Subclonal immune evasion in non-small cell lung cancer
Krijn K. Dijkstra, Roberto Vendramin, Despoina Karagianni, Maartje Witsen, Felipe Gálvez‐Cancino, Mark S. Hill, Kane Foster, Vittorio Barbè, Mihaela Angelova, Robert E. Hynds, David R. Pearce, Carlos Martínez‐Ruiz, James R. Black, Ariana Huebner, Oriol Pich, Andrew Rowan, Marcellus Augustine, Clare Puttick, David A. Moore, L. Liu, Sadegh Saghafinia, Joris van de Haar, Selvaraju Veeriah, Cristina Naceur‐Lombardelli, Antonia Toncheva, Supreet Kaur Bola, Crispin T. Hiley, Mariam Jamal‐Hanjani, Nicholas McGranahan, Kevin Litchfield, James L. Reading, Benny Chain, Abigail Bunkum, Adam Atkin, Aiman Alzetani, Akshay J. Patel, Alan Kirk, Alexander James Procter, Alexander M. Frankell, Alexandra Rice, Allan Hackshaw, Amrita Bajaj, Anand Devaraj, Anca Grapa, Andrew G. Nicholson, Andrew Kidd, Andrew Rowan, Angela Dwornik, Angela Leek, Angeliki Karamani, Anne-Marie Hacker, Anshuman Chaturvedi, Antonio Paiva-Correia, Aoife Walker, Apostolos Nakas, Ariana Huebner, Arjun Nair, Asia Ahmed, Aya Osman, Azmina Sodha-Ramdeen, Babu Naidu, Benny Chain, Camilla Pilotti, Carla Castignani, Carlos Martínez-Ruiz, Caroline Dive, Catarina Veiga, Charles Swanton, Charles-Antoine Collins-Fekete, Chiara Proli, Chris Bailey, Cian Murphy, Claire Wilson, Clare E. Weeden, Clare Puttick, Claudia Lee, Colin R. Lindsay, Corentin Richard, Craig Dick, Crispin T. Hiley, Cristina Naceur-Lombardelli, Daniel Kaniu, David A. Moore, David Chuter, David Lawrence, David R. Pearce, Davide Patrini, Dean A. Fennell, Despoina Karagianni, Dionysis Papadatos-Pastos, Ekaterini Boleti, Elaine Borg, Elizabeth Keene, Emilia L. Lim, Emilie Martinoni Hoogenboom, Emma Colliver, Emma Nye, Eric Lim, Erik Sahai, Eustace Fontaine
Abstract
Cancers rarely respond completely to immunotherapy. While tumors consist of multiple genetically distinct clones, whether this affects the potential for immune escape remains unclear due to an inability to isolate and propagate individual subclones from human cancers. Here, we leverage the multi-region TRACERx lung cancer evolution study to generate a patient-derived organoid - T cell co-culture platform that allows the functional analysis of subclonal immune escape at single clone resolution. We establish organoid lines from 11 separate tumor regions from three patients, followed by isolation of 81 individual clonal sublines. Co-culture with tumor infiltrating lymphocytes (TIL) or natural killer (NK) cells reveals cancer-intrinsic and subclonal immune escape in all 3 patients. Immune evading subclones represent genetically distinct lineages with a unique evolutionary history. This indicates that immune evading and non-evading subclones can be isolated from the same tumor, suggesting that subclonal tumor evolution directly affects immune escape.

********************

_Exercise aim_:
List each distinct author with the first name David in the author list of the lung cancer abstract, giving every person once.

********************

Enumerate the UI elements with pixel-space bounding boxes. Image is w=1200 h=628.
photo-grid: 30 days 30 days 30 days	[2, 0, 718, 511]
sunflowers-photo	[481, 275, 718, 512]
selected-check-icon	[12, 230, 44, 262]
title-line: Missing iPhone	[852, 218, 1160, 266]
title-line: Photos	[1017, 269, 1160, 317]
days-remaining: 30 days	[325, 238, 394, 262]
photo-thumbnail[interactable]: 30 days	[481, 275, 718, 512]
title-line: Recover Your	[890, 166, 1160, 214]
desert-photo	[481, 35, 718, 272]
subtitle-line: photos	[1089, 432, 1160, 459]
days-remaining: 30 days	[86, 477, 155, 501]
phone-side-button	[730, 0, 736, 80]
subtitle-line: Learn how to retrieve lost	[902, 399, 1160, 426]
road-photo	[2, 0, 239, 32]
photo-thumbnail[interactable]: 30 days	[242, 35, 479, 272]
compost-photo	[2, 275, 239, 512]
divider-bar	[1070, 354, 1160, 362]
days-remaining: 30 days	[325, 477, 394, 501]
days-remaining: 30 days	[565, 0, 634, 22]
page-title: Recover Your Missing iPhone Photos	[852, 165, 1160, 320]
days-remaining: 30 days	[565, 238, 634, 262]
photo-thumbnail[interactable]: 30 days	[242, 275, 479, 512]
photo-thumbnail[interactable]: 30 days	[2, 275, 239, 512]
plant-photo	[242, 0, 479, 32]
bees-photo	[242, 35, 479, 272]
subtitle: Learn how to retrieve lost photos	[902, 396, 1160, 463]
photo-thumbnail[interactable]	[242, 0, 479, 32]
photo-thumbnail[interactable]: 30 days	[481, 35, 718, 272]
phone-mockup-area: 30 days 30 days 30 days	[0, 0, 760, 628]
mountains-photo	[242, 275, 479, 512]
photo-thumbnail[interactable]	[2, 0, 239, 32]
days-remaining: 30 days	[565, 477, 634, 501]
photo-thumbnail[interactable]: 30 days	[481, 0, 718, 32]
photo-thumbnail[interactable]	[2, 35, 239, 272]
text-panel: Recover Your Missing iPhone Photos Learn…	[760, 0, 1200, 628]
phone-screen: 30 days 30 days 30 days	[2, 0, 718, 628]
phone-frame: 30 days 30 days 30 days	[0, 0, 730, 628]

********************

_Response to this task_:
David R. Pearce
David A. Moore
David Chuter
David Lawrence